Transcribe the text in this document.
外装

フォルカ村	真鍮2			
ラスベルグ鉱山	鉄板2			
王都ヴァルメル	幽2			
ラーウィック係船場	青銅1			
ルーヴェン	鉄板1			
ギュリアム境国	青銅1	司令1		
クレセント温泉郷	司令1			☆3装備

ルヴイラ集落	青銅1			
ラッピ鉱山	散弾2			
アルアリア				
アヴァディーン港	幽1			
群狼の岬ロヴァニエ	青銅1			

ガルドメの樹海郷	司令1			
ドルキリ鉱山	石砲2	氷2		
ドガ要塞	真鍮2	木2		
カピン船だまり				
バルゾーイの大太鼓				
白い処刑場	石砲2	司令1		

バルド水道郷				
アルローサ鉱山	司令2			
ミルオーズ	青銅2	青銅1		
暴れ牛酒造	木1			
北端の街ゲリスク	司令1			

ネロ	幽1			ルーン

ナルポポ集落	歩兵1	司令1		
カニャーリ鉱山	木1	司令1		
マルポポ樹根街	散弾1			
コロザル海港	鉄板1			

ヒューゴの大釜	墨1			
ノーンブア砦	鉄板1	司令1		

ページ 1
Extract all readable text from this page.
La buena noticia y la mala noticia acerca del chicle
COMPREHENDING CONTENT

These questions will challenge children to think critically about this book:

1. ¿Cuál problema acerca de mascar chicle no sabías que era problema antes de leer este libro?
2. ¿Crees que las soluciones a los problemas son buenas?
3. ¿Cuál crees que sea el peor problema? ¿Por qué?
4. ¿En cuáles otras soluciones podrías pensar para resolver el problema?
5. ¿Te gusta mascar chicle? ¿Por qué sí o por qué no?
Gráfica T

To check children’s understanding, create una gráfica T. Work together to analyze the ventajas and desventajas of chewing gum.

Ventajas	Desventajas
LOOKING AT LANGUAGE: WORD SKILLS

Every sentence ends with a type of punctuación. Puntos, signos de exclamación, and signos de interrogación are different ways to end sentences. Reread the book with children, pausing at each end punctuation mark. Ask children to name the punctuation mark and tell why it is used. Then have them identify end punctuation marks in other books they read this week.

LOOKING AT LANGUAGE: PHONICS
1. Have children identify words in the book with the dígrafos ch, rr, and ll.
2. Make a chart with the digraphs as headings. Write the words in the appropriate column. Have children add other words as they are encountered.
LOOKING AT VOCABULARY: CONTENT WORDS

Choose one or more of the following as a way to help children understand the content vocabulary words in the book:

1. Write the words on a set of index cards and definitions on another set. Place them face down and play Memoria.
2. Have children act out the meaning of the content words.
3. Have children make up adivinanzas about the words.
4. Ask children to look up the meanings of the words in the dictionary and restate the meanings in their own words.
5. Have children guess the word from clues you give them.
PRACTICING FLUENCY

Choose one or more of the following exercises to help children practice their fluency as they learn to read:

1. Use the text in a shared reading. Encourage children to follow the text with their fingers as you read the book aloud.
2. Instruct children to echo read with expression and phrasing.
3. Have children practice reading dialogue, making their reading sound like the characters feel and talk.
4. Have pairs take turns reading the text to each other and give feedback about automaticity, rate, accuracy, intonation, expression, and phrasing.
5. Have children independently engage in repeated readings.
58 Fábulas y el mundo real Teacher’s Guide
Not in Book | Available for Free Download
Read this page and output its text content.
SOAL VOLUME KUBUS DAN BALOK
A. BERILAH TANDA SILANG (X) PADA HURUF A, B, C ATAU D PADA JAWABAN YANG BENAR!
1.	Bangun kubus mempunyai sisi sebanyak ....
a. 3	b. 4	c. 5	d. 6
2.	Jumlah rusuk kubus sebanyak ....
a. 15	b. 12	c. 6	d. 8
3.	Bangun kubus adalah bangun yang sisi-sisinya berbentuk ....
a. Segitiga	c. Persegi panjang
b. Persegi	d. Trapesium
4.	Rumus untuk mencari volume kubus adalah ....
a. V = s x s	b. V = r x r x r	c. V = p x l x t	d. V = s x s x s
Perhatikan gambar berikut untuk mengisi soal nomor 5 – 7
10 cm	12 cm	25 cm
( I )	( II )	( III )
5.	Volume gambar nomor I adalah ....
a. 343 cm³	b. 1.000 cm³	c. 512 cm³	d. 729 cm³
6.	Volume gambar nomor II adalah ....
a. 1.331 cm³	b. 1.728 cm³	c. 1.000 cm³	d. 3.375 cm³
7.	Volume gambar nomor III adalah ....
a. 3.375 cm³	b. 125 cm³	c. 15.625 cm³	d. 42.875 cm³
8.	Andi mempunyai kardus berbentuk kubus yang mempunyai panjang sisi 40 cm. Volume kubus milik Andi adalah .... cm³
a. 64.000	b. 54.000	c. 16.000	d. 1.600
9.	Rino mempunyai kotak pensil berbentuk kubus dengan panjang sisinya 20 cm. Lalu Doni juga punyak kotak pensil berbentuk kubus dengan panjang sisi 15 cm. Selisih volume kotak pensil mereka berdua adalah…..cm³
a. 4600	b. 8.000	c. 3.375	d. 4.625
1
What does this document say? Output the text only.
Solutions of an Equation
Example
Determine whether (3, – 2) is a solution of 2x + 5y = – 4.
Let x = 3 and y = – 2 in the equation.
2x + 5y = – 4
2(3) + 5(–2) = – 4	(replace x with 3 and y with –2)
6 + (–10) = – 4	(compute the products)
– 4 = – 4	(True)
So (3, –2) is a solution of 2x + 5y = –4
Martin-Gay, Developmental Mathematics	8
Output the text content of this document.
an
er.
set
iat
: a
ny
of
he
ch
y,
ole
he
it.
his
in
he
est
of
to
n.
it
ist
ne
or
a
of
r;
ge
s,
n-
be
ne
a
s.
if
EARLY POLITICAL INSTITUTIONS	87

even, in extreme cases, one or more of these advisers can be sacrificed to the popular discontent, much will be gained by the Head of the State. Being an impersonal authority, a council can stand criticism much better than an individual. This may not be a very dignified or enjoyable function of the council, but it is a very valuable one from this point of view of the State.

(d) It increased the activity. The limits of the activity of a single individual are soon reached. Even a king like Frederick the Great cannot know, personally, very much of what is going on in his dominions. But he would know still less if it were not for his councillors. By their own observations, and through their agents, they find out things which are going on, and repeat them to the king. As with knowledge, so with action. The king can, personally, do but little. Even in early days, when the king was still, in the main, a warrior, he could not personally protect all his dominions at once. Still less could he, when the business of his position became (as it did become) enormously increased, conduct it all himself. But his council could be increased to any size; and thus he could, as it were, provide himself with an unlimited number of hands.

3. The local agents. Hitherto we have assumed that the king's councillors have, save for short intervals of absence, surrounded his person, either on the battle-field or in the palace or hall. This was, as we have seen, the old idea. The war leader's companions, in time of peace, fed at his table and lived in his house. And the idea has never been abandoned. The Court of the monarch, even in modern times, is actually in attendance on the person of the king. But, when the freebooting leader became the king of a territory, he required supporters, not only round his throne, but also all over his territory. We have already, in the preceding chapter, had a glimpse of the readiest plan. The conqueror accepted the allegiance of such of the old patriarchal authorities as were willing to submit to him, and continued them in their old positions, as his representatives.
···
The exercise.
Your task is to reproduce all of the records exactly.

Answer.
Transcribe the text in this document.
外装

フォルカ村	真鍮2			
ラスベルグ鉱山	鉄板2			
王都ヴァルメル	幽2			
ラーウィック係船場	青銅1			
ルーヴェン	鉄板1			
ギュリアム境国	青銅1	司令1		
クレセント温泉郷	司令1			☆3装備

ルヴイラ集落	青銅1			
ラッピ鉱山	散弾2			
アルアリア				
アヴァディーン港	幽1			
群狼の岬ロヴァニエ	青銅1			

ガルドメの樹海郷	司令1			
ドルキリ鉱山	石砲2	氷2		
ドガ要塞	真鍮2	木2		
カピン船だまり				
バルゾーイの大太鼓				
白い処刑場	石砲2	司令1		

バルド水道郷				
アルローサ鉱山	司令2			
ミルオーズ	青銅2	青銅1		
暴れ牛酒造	木1			
北端の街ゲリスク	司令1			

ネロ	幽1			ルーン

ナルポポ集落	歩兵1	司令1		
カニャーリ鉱山	木1	司令1		
マルポポ樹根街	散弾1			
コロザル海港	鉄板1			

ヒューゴの大釜	墨1			
ノーンブア砦	鉄板1	司令1		

ページ 1
Extract all readable text from this page.
La buena noticia y la mala noticia acerca del chicle
COMPREHENDING CONTENT

These questions will challenge children to think critically about this book:

1. ¿Cuál problema acerca de mascar chicle no sabías que era problema antes de leer este libro?
2. ¿Crees que las soluciones a los problemas son buenas?
3. ¿Cuál crees que sea el peor problema? ¿Por qué?
4. ¿En cuáles otras soluciones podrías pensar para resolver el problema?
5. ¿Te gusta mascar chicle? ¿Por qué sí o por qué no?
Gráfica T

To check children’s understanding, create una gráfica T. Work together to analyze the ventajas and desventajas of chewing gum.

Ventajas	Desventajas
LOOKING AT LANGUAGE: WORD SKILLS

Every sentence ends with a type of punctuación. Puntos, signos de exclamación, and signos de interrogación are different ways to end sentences. Reread the book with children, pausing at each end punctuation mark. Ask children to name the punctuation mark and tell why it is used. Then have them identify end punctuation marks in other books they read this week.

LOOKING AT LANGUAGE: PHONICS
1. Have children identify words in the book with the dígrafos ch, rr, and ll.
2. Make a chart with the digraphs as headings. Write the words in the appropriate column. Have children add other words as they are encountered.
LOOKING AT VOCABULARY: CONTENT WORDS

Choose one or more of the following as a way to help children understand the content vocabulary words in the book:

1. Write the words on a set of index cards and definitions on another set. Place them face down and play Memoria.
2. Have children act out the meaning of the content words.
3. Have children make up adivinanzas about the words.
4. Ask children to look up the meanings of the words in the dictionary and restate the meanings in their own words.
5. Have children guess the word from clues you give them.
PRACTICING FLUENCY

Choose one or more of the following exercises to help children practice their fluency as they learn to read:

1. Use the text in a shared reading. Encourage children to follow the text with their fingers as you read the book aloud.
2. Instruct children to echo read with expression and phrasing.
3. Have children practice reading dialogue, making their reading sound like the characters feel and talk.
4. Have pairs take turns reading the text to each other and give feedback about automaticity, rate, accuracy, intonation, expression, and phrasing.
5. Have children independently engage in repeated readings.
58 Fábulas y el mundo real Teacher’s Guide
Not in Book | Available for Free Download
Read this page and output its text content.
SOAL VOLUME KUBUS DAN BALOK
A. BERILAH TANDA SILANG (X) PADA HURUF A, B, C ATAU D PADA JAWABAN YANG BENAR!
1.	Bangun kubus mempunyai sisi sebanyak ....
a. 3	b. 4	c. 5	d. 6
2.	Jumlah rusuk kubus sebanyak ....
a. 15	b. 12	c. 6	d. 8
3.	Bangun kubus adalah bangun yang sisi-sisinya berbentuk ....
a. Segitiga	c. Persegi panjang
b. Persegi	d. Trapesium
4.	Rumus untuk mencari volume kubus adalah ....
a. V = s x s	b. V = r x r x r	c. V = p x l x t	d. V = s x s x s
Perhatikan gambar berikut untuk mengisi soal nomor 5 – 7
10 cm	12 cm	25 cm
( I )	( II )	( III )
5.	Volume gambar nomor I adalah ....
a. 343 cm³	b. 1.000 cm³	c. 512 cm³	d. 729 cm³
6.	Volume gambar nomor II adalah ....
a. 1.331 cm³	b. 1.728 cm³	c. 1.000 cm³	d. 3.375 cm³
7.	Volume gambar nomor III adalah ....
a. 3.375 cm³	b. 125 cm³	c. 15.625 cm³	d. 42.875 cm³
8.	Andi mempunyai kardus berbentuk kubus yang mempunyai panjang sisi 40 cm. Volume kubus milik Andi adalah .... cm³
a. 64.000	b. 54.000	c. 16.000	d. 1.600
9.	Rino mempunyai kotak pensil berbentuk kubus dengan panjang sisinya 20 cm. Lalu Doni juga punyak kotak pensil berbentuk kubus dengan panjang sisi 15 cm. Selisih volume kotak pensil mereka berdua adalah…..cm³
a. 4600	b. 8.000	c. 3.375	d. 4.625
1
What does this document say? Output the text only.
Solutions of an Equation
Example
Determine whether (3, – 2) is a solution of 2x + 5y = – 4.
Let x = 3 and y = – 2 in the equation.
2x + 5y = – 4
2(3) + 5(–2) = – 4	(replace x with 3 and y with –2)
6 + (–10) = – 4	(compute the products)
– 4 = – 4	(True)
So (3, –2) is a solution of 2x + 5y = –4
Martin-Gay, Developmental Mathematics	8
Output the text content of this document.
an
er.
set
iat
: a
ny
of
he
ch
y,
ole
he
it.
his
in
he
est
of
to
n.
it
ist
ne
or
a
of
r;
ge
s,
n-
be
ne
a
s.
if
EARLY POLITICAL INSTITUTIONS	87

even, in extreme cases, one or more of these advisers can be sacrificed to the popular discontent, much will be gained by the Head of the State. Being an impersonal authority, a council can stand criticism much better than an individual. This may not be a very dignified or enjoyable function of the council, but it is a very valuable one from this point of view of the State.

(d) It increased the activity. The limits of the activity of a single individual are soon reached. Even a king like Frederick the Great cannot know, personally, very much of what is going on in his dominions. But he would know still less if it were not for his councillors. By their own observations, and through their agents, they find out things which are going on, and repeat them to the king. As with knowledge, so with action. The king can, personally, do but little. Even in early days, when the king was still, in the main, a warrior, he could not personally protect all his dominions at once. Still less could he, when the business of his position became (as it did become) enormously increased, conduct it all himself. But his council could be increased to any size; and thus he could, as it were, provide himself with an unlimited number of hands.

3. The local agents. Hitherto we have assumed that the king's councillors have, save for short intervals of absence, surrounded his person, either on the battle-field or in the palace or hall. This was, as we have seen, the old idea. The war leader's companions, in time of peace, fed at his table and lived in his house. And the idea has never been abandoned. The Court of the monarch, even in modern times, is actually in attendance on the person of the king. But, when the freebooting leader became the king of a territory, he required supporters, not only round his throne, but also all over his territory. We have already, in the preceding chapter, had a glimpse of the readiest plan. The conqueror accepted the allegiance of such of the old patriarchal authorities as were willing to submit to him, and continued them in their old positions, as his representatives.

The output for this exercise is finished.